(Extracted records)
"""

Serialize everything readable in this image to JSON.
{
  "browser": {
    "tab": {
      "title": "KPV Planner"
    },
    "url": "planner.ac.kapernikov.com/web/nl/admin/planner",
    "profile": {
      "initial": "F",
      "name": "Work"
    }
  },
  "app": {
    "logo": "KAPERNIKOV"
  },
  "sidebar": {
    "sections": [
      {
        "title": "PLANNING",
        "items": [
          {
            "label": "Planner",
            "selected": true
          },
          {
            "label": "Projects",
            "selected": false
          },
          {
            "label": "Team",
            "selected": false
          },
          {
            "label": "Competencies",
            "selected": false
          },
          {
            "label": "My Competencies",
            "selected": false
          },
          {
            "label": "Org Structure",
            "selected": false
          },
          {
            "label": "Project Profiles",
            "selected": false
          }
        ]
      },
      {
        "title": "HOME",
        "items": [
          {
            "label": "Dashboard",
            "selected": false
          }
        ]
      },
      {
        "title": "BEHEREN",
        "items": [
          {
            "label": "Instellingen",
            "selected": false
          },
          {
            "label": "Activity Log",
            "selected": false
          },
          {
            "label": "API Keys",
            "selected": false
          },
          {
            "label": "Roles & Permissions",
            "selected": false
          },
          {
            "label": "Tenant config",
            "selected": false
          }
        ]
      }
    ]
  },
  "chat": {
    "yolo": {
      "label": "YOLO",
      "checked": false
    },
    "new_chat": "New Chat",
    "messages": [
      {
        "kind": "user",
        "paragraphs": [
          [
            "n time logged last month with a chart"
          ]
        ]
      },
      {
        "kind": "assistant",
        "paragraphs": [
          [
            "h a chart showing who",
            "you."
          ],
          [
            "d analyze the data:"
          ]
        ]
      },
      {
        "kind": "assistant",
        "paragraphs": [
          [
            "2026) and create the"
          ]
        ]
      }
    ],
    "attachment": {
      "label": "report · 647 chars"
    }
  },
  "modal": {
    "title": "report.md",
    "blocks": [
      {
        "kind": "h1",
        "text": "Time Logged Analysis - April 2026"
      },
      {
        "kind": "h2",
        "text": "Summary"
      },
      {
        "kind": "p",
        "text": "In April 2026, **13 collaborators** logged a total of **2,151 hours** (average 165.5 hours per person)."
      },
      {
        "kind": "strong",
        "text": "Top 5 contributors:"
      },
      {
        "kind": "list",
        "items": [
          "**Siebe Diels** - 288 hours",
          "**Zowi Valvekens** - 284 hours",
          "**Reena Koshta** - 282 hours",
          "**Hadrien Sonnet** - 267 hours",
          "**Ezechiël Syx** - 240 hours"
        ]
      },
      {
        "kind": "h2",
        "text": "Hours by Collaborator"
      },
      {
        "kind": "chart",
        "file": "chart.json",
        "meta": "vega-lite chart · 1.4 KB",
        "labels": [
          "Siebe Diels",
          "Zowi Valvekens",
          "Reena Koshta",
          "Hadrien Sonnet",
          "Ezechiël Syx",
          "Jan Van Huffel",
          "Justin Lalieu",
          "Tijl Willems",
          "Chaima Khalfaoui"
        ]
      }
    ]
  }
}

"""

= Exercise requirements =
In the lines above, find each one with "Hadrien" and list it.

= Exercise result =
          "**Hadrien Sonnet** - 267 hours",
          "Hadrien Sonnet",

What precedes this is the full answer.